Challenge => Reproduce the data line for line, from its first line through the line containing "empty-cell[interactable] xyxy=(1107,174,1212,201)", both ends included.

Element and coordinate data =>

■ ■ ■ ■ ■ ■ ■

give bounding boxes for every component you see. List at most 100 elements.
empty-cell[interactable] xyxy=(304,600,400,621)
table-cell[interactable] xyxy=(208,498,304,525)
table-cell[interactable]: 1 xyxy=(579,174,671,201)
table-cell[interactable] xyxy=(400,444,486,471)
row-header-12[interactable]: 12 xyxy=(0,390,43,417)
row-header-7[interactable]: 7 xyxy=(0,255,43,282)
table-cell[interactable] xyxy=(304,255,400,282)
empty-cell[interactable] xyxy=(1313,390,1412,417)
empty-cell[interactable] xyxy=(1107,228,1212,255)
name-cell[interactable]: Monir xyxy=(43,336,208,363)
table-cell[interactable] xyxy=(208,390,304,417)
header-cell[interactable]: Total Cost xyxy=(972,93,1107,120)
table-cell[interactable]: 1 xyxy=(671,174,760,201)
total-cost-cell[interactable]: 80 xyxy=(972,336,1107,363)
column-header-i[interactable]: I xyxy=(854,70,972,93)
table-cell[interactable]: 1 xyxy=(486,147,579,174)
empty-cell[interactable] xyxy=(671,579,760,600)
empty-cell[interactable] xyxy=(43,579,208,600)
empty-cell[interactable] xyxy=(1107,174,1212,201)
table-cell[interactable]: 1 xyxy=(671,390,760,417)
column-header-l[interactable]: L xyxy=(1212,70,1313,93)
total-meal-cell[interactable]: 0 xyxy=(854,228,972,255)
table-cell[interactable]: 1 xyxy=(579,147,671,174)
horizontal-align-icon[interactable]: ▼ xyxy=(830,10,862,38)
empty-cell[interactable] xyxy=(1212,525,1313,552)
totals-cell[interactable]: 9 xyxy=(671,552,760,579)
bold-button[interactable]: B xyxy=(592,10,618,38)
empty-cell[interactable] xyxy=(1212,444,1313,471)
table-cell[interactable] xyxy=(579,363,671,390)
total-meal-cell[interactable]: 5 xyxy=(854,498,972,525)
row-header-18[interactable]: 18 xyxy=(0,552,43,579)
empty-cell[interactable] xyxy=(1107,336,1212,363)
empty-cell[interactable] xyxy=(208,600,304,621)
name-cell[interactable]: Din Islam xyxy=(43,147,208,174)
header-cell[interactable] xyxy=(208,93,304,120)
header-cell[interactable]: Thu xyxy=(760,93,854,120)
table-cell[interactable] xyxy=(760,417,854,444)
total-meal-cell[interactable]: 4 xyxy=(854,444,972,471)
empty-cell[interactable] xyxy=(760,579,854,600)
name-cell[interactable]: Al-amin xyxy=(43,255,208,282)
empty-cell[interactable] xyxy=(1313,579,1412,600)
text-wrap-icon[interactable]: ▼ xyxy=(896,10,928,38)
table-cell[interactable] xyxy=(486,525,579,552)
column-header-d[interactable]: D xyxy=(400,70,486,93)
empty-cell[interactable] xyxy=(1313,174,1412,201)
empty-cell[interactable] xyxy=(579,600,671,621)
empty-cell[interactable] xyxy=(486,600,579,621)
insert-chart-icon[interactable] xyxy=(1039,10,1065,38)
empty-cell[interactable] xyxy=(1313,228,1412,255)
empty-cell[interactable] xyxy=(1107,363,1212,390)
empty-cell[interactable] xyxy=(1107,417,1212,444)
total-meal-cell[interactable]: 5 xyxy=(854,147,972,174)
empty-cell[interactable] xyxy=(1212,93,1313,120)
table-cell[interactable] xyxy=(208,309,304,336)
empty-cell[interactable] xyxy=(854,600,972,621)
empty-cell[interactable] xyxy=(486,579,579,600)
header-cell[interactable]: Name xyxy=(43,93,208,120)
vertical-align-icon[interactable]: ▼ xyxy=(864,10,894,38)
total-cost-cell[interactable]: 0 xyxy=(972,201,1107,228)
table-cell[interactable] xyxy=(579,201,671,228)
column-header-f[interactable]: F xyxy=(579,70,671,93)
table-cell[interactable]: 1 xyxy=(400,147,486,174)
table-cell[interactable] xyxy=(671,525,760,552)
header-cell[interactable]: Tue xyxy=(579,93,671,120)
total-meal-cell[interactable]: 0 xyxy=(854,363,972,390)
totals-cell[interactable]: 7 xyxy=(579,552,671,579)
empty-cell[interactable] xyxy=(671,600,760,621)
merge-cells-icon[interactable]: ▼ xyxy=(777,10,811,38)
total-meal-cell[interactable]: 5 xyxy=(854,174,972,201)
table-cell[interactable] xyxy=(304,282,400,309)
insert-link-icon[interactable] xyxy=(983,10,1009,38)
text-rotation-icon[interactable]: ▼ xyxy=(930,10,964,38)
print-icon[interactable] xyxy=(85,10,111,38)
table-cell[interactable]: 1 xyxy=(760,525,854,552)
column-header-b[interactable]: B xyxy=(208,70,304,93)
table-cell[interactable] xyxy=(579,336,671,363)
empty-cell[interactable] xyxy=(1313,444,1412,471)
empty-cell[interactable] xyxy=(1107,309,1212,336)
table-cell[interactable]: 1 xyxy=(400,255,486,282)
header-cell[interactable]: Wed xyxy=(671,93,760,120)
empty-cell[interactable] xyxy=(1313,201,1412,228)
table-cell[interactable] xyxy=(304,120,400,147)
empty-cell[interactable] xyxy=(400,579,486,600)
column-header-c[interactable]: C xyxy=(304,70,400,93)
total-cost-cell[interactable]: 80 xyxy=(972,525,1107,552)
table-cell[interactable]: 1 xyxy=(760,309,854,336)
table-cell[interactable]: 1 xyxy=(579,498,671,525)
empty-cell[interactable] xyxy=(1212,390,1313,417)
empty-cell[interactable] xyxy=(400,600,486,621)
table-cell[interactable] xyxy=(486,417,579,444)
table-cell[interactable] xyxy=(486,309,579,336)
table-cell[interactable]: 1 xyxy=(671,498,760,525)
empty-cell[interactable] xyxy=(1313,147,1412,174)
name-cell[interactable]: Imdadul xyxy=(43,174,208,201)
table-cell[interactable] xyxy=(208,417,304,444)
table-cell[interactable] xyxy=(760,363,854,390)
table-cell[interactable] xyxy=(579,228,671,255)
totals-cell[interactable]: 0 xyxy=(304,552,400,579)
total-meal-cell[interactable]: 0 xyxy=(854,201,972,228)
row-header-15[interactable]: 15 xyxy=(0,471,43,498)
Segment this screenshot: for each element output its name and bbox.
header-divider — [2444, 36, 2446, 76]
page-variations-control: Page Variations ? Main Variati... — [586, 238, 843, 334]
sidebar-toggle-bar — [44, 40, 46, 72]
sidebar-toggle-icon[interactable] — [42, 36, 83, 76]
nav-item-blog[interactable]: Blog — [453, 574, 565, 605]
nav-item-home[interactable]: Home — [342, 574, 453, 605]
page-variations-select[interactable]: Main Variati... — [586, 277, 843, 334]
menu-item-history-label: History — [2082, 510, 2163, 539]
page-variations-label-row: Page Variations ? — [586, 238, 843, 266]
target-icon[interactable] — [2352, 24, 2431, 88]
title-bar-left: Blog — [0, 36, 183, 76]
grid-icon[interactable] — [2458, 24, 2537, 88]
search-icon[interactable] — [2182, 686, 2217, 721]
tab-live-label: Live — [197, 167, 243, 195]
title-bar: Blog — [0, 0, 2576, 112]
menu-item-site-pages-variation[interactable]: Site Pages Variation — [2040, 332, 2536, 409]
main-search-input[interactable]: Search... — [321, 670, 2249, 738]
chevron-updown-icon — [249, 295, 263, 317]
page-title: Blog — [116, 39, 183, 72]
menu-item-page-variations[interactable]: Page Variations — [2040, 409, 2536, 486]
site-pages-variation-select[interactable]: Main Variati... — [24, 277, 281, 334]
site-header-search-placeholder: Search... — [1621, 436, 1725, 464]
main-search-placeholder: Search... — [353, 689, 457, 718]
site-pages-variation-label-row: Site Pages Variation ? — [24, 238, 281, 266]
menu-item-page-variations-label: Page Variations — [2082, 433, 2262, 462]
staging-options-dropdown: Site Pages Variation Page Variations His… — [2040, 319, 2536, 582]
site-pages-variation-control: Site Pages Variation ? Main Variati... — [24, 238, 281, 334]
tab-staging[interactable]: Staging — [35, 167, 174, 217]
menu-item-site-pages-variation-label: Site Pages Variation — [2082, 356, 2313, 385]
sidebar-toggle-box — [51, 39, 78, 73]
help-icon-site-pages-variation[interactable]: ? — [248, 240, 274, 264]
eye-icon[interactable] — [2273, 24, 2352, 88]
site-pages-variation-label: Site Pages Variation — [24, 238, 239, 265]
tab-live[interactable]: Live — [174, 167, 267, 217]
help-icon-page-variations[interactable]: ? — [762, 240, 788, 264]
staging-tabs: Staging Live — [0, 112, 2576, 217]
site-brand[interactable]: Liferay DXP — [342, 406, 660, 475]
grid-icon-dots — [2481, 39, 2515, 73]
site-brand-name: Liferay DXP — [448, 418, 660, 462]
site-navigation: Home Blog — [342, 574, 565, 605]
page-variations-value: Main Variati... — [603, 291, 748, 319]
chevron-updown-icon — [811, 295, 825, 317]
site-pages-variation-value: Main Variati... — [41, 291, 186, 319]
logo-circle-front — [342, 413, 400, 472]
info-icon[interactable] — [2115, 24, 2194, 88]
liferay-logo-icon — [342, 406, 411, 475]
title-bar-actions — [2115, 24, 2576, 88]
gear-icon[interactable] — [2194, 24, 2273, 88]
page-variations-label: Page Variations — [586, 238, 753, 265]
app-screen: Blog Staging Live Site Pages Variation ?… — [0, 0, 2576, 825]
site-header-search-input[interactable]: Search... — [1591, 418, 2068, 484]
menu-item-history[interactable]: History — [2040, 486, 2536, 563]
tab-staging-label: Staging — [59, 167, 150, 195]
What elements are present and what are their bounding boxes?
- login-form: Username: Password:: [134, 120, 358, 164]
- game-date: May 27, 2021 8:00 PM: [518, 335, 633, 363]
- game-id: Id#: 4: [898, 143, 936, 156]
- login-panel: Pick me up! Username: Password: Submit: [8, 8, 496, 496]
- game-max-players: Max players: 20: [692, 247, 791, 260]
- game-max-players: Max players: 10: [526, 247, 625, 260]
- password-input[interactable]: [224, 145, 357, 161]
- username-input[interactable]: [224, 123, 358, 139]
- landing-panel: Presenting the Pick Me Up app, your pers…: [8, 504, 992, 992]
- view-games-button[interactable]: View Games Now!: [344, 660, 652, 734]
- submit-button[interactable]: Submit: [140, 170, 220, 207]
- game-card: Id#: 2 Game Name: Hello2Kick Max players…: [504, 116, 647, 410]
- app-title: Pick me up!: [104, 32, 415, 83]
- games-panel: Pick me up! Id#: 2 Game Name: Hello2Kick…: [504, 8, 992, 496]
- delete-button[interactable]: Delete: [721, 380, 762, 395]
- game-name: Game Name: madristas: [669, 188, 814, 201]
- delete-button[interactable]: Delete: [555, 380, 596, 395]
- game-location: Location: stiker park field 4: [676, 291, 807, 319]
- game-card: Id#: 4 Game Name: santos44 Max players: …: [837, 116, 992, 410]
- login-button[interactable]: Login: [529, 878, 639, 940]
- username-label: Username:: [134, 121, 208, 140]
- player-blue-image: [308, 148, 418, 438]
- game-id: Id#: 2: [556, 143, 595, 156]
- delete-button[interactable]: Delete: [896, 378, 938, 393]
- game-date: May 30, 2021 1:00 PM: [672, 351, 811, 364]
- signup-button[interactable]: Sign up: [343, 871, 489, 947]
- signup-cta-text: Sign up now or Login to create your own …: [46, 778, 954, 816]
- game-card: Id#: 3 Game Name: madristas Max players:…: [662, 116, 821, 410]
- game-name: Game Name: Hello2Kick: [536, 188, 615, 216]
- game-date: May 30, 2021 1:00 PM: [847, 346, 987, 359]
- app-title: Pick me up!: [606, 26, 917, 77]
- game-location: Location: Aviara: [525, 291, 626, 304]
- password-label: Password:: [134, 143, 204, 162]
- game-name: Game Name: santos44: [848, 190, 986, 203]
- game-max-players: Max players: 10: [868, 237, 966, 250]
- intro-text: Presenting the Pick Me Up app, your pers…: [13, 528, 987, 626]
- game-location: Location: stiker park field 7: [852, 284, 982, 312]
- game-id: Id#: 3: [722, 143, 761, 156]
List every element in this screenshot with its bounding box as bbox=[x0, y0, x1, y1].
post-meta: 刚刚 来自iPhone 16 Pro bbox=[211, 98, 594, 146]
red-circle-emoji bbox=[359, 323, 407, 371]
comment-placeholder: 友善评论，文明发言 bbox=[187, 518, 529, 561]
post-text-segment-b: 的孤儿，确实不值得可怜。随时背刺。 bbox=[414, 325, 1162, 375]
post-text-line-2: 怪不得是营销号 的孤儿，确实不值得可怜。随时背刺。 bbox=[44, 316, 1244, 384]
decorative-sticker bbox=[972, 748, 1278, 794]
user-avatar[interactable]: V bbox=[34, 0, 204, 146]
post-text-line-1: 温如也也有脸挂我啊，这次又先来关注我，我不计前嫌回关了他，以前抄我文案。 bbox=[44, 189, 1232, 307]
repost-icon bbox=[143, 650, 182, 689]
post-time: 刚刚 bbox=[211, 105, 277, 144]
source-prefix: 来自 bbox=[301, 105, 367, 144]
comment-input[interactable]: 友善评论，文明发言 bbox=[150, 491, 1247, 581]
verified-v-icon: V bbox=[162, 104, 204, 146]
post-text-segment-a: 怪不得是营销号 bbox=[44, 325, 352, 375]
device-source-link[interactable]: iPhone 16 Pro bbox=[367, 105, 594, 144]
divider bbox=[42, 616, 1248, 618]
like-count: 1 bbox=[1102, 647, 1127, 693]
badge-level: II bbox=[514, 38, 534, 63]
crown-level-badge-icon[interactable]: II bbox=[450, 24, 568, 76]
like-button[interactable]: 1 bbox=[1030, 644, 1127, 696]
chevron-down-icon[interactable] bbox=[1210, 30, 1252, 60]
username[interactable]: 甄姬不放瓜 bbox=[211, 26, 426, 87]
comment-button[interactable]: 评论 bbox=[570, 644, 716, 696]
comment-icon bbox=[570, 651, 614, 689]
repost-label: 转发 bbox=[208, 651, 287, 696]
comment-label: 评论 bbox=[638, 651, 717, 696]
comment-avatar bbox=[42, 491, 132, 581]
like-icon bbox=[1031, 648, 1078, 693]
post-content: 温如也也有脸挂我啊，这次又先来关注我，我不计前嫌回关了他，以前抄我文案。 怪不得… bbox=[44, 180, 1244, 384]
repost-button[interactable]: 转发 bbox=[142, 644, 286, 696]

■ ■ ■ ■ ■ ■ ■

Completed task =>
give bounding boxes for every component you see. List at most 100 elements.
empty-cell[interactable] xyxy=(304,600,400,621)
table-cell[interactable] xyxy=(208,498,304,525)
table-cell[interactable]: 1 xyxy=(579,174,671,201)
table-cell[interactable] xyxy=(400,444,486,471)
row-header-12[interactable]: 12 xyxy=(0,390,43,417)
row-header-7[interactable]: 7 xyxy=(0,255,43,282)
table-cell[interactable] xyxy=(304,255,400,282)
empty-cell[interactable] xyxy=(1313,390,1412,417)
empty-cell[interactable] xyxy=(1107,228,1212,255)
name-cell[interactable]: Monir xyxy=(43,336,208,363)
table-cell[interactable] xyxy=(208,390,304,417)
header-cell[interactable]: Total Cost xyxy=(972,93,1107,120)
table-cell[interactable]: 1 xyxy=(671,174,760,201)
total-cost-cell[interactable]: 80 xyxy=(972,336,1107,363)
column-header-i[interactable]: I xyxy=(854,70,972,93)
table-cell[interactable]: 1 xyxy=(486,147,579,174)
empty-cell[interactable] xyxy=(671,579,760,600)
empty-cell[interactable] xyxy=(43,579,208,600)
empty-cell[interactable] xyxy=(1107,174,1212,201)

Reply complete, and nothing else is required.